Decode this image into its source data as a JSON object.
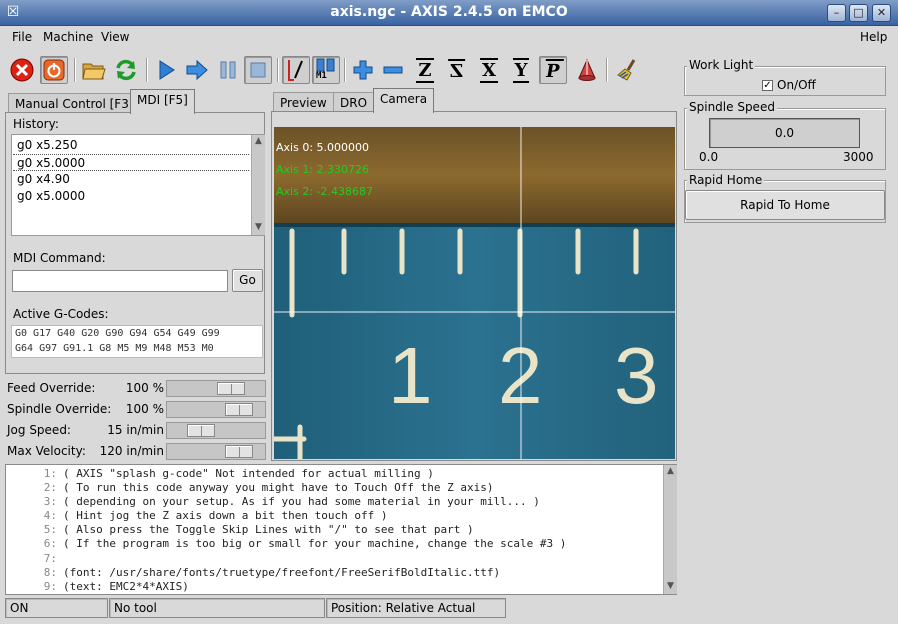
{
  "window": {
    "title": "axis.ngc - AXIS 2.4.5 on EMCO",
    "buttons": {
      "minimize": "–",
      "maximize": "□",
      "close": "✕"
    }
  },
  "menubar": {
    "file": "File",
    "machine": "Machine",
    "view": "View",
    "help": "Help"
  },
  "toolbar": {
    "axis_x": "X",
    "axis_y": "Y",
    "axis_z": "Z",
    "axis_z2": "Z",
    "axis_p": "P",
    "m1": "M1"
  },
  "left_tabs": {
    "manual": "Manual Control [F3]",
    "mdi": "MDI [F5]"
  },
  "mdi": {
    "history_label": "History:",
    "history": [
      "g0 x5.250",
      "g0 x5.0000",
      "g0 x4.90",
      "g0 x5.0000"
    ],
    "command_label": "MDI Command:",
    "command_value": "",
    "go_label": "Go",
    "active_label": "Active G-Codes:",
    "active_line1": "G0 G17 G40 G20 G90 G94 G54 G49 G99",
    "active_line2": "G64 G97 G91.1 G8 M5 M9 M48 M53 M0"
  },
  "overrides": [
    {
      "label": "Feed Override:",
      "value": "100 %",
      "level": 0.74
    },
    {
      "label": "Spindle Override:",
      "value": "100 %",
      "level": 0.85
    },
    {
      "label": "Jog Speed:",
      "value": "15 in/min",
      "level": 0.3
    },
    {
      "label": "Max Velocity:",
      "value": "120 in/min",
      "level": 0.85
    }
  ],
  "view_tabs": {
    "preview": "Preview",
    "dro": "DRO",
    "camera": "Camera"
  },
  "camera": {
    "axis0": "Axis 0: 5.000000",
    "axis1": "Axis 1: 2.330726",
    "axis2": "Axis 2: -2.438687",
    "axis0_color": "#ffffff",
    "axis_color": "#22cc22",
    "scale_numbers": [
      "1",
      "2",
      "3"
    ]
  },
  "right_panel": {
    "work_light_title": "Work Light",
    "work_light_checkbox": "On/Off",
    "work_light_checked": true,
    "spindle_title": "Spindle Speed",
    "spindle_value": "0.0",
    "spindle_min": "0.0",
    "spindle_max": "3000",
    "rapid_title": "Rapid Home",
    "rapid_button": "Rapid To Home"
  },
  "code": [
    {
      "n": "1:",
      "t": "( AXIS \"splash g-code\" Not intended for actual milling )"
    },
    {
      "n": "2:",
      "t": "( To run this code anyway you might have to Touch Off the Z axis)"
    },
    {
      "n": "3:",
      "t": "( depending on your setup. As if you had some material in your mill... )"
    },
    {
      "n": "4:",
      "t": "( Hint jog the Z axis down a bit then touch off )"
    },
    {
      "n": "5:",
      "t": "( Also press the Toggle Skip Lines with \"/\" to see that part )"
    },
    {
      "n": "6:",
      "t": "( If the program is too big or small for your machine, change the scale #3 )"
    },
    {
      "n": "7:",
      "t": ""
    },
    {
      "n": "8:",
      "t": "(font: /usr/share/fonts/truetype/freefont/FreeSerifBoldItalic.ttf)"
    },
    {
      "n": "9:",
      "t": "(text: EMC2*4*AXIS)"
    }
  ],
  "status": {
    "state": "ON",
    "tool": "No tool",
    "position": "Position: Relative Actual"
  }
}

********

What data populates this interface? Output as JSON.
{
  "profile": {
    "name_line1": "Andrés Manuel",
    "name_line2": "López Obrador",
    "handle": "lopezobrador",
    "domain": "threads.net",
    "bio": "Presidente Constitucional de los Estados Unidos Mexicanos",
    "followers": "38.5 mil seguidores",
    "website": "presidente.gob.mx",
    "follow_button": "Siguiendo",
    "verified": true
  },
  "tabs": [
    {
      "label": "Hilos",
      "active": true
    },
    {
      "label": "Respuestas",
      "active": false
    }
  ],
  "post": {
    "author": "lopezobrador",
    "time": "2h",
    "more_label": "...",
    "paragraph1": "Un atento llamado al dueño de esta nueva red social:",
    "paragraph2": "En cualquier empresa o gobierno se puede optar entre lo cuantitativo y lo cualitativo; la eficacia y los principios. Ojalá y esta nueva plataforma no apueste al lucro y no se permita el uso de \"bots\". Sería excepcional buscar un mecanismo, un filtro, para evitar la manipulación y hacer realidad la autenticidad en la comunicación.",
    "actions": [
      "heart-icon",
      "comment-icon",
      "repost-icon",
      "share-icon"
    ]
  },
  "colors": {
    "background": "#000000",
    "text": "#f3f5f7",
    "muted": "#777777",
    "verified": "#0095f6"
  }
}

********

Reproduce each line from the records that contains the word "level".

• [Response]
      "level": 0.74
      "level": 0.85
      "level": 0.3
      "level": 0.85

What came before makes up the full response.